#### Direction
In the material below, find each line holding the string "FifthNote" and copy it.

*** Records shown

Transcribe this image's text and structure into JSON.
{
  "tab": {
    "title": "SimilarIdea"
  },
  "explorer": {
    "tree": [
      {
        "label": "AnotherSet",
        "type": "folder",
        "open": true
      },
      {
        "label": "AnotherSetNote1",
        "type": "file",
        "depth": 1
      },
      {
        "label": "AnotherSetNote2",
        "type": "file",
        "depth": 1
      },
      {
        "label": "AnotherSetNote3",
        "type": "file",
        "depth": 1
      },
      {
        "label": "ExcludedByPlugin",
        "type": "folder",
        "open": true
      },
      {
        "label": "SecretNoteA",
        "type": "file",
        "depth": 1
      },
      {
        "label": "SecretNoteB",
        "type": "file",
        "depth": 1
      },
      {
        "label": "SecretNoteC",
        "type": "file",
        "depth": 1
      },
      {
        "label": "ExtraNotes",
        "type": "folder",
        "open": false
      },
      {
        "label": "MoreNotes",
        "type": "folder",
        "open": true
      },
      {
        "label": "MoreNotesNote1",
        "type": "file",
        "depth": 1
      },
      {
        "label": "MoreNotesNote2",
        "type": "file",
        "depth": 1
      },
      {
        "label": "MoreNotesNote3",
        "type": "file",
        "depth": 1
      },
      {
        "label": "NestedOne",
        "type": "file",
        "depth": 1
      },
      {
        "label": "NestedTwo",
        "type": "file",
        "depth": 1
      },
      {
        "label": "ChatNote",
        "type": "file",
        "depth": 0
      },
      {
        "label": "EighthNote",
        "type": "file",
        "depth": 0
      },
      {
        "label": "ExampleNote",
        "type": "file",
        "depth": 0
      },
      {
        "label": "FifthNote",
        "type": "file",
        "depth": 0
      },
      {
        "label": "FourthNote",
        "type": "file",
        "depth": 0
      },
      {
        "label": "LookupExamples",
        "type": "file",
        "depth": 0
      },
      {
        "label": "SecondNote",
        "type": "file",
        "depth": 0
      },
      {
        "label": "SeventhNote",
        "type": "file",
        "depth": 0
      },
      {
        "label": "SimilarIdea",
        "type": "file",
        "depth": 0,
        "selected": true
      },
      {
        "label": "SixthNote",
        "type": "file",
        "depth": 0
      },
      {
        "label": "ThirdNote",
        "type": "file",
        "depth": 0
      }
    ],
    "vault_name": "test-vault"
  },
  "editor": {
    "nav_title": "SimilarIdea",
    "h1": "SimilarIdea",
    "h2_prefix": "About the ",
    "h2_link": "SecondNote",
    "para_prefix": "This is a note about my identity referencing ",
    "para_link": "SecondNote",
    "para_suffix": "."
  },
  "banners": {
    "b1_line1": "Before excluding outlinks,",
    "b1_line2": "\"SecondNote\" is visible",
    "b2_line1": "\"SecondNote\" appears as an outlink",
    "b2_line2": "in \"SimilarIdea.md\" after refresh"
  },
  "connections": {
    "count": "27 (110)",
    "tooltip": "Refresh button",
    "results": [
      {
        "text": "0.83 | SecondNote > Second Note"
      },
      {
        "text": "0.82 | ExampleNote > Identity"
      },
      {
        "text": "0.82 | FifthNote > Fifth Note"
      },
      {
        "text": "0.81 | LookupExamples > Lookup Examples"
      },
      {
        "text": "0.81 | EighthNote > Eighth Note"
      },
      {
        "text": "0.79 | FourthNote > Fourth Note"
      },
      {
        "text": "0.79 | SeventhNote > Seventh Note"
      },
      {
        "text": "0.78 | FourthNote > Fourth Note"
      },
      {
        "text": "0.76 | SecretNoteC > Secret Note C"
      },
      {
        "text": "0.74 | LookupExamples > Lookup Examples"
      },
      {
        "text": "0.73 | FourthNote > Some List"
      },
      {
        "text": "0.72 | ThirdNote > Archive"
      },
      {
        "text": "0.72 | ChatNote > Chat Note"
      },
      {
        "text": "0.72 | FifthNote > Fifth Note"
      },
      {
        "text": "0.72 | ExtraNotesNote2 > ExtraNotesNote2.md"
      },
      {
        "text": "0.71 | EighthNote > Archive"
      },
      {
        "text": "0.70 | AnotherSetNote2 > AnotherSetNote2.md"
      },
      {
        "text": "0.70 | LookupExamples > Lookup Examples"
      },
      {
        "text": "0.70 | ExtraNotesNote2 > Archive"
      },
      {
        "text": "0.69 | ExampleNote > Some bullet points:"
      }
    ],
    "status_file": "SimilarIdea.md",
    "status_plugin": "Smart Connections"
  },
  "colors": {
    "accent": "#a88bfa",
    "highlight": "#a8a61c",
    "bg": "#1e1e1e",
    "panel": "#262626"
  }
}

******
*** Records shown

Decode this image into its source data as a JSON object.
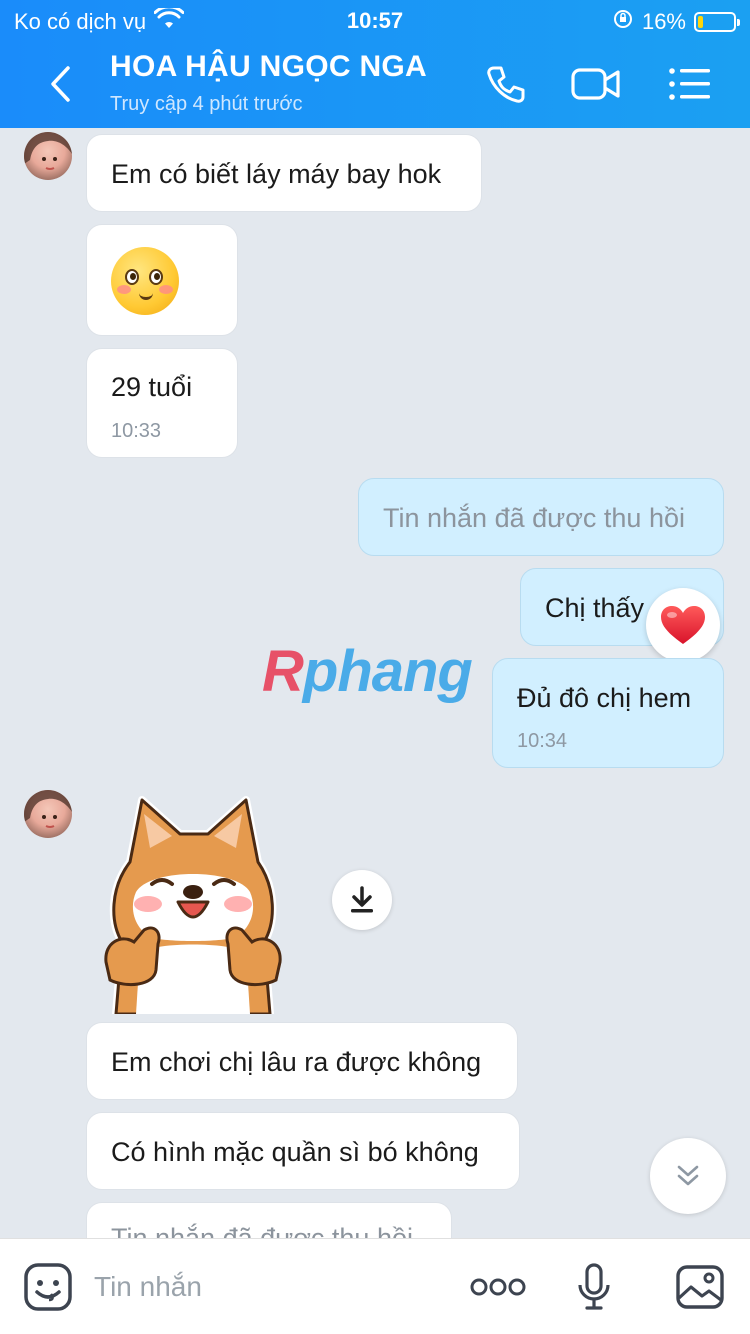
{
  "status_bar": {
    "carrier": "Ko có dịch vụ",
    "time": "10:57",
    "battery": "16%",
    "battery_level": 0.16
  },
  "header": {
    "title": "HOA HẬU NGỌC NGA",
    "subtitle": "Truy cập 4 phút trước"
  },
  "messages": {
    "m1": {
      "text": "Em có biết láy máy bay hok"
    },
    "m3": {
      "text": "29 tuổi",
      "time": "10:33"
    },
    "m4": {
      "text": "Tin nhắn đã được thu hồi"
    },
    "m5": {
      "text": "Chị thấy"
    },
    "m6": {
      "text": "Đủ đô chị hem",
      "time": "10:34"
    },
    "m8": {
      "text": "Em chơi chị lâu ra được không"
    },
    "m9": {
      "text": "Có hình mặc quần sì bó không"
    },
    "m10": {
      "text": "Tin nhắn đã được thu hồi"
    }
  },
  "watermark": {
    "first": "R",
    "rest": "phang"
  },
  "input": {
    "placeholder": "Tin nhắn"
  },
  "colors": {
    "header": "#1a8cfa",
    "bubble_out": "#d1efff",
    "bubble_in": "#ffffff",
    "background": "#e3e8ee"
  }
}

******

#### Result of the exercise
        "label": "FifthNote",
        "text": "0.82 | FifthNote > Fifth Note"
        "text": "0.72 | FifthNote > Fifth Note"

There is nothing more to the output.